What this task involves: Look for "label" in the listing below. Gather each line that contains it.

Input for this task:
start

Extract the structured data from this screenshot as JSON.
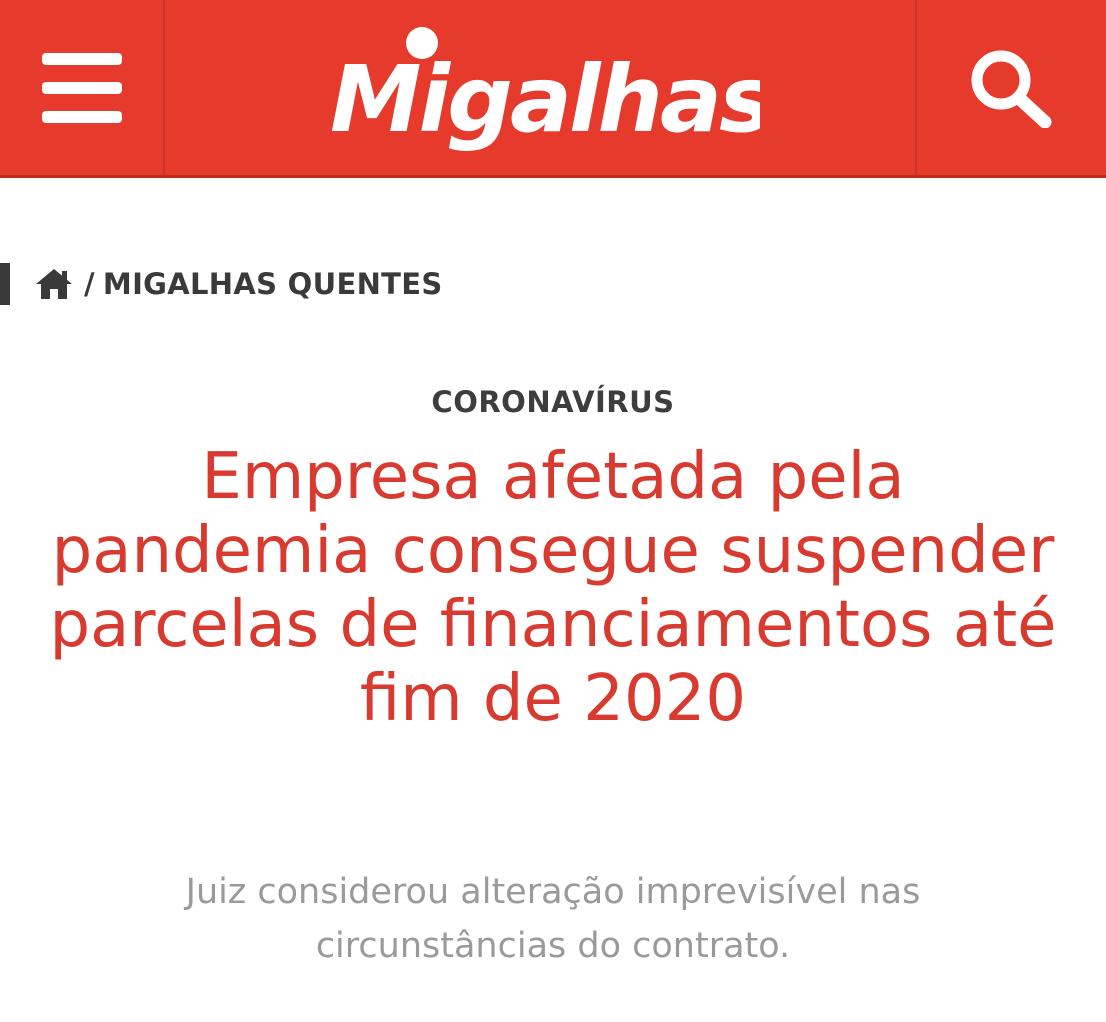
{
  "header": {
    "brand": "Migalhas",
    "background_color": "#e63a2c",
    "menu_icon": "hamburger-menu-icon",
    "search_icon": "search-icon"
  },
  "breadcrumb": {
    "home_icon": "home-icon",
    "separator": "/",
    "section": "MIGALHAS QUENTES"
  },
  "article": {
    "category": "CORONAVÍRUS",
    "headline": "Empresa afetada pela pandemia consegue suspender parcelas de financiamentos até fim de 2020",
    "subtitle": "Juiz considerou alteração imprevisível nas circunstâncias do contrato.",
    "headline_color": "#d83a30"
  }
}
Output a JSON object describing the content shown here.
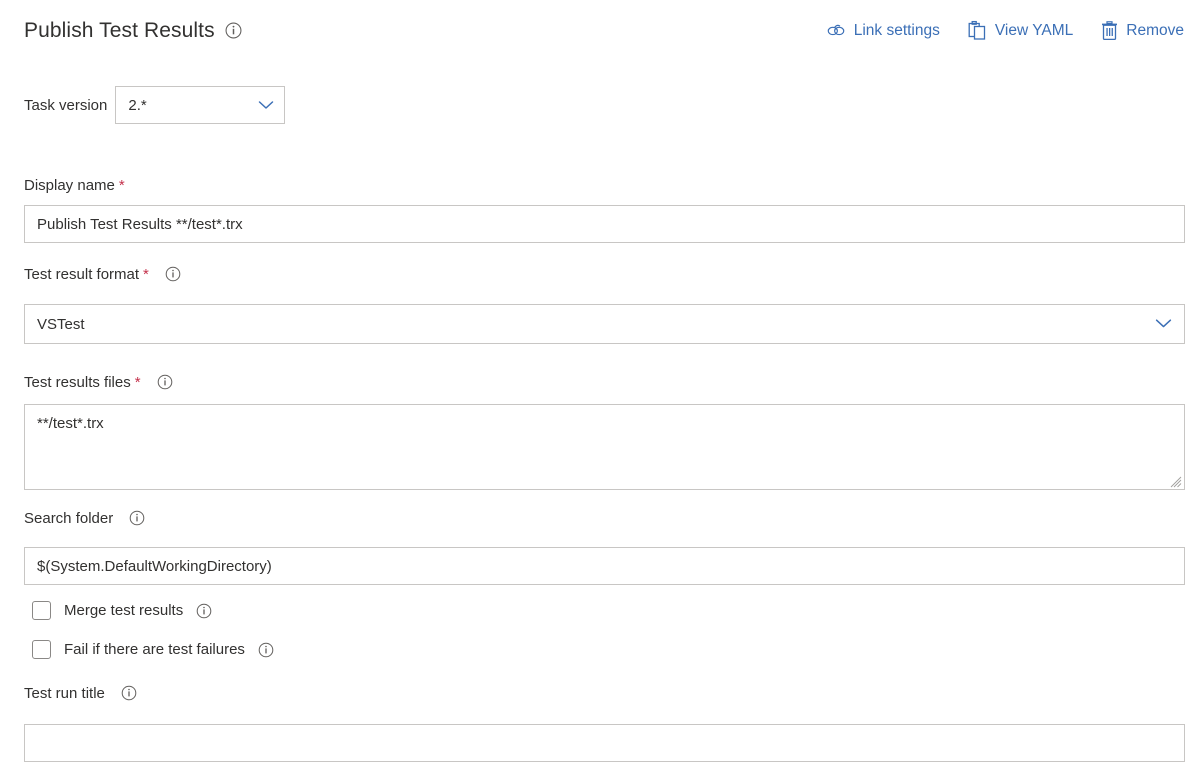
{
  "header": {
    "title": "Publish Test Results",
    "title_info_icon": "info-icon",
    "actions": [
      {
        "label": "Link settings",
        "icon": "link-icon"
      },
      {
        "label": "View YAML",
        "icon": "clipboard-icon"
      },
      {
        "label": "Remove",
        "icon": "trash-icon"
      }
    ]
  },
  "task_version": {
    "label": "Task version",
    "value": "2.*",
    "chevron_icon": "chevron-down-icon"
  },
  "fields": {
    "display_name": {
      "label": "Display name",
      "required_marker": "*",
      "value": "Publish Test Results **/test*.trx"
    },
    "test_result_format": {
      "label": "Test result format",
      "required_marker": "*",
      "info_icon": "info-icon",
      "value": "VSTest",
      "chevron_icon": "chevron-down-icon"
    },
    "test_results_files": {
      "label": "Test results files",
      "required_marker": "*",
      "info_icon": "info-icon",
      "value": "**/test*.trx"
    },
    "search_folder": {
      "label": "Search folder",
      "info_icon": "info-icon",
      "value": "$(System.DefaultWorkingDirectory)"
    },
    "merge_test_results": {
      "label": "Merge test results",
      "info_icon": "info-icon",
      "checked": false
    },
    "fail_if_test_failures": {
      "label": "Fail if there are test failures",
      "info_icon": "info-icon",
      "checked": false
    },
    "test_run_title": {
      "label": "Test run title",
      "info_icon": "info-icon",
      "value": ""
    }
  },
  "colors": {
    "link_blue": "#3b6fb6",
    "required_red": "#c4314b",
    "border_grey": "#c8c6c4",
    "text": "#323130"
  }
}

end

Complete response:
        "label": "Link settings",
        "label": "View YAML",
        "label": "Remove",
    "label": "Task version",
      "label": "Display name",
      "label": "Test result format",
      "label": "Test results files",
      "label": "Search folder",
      "label": "Merge test results",
      "label": "Fail if there are test failures",
      "label": "Test run title",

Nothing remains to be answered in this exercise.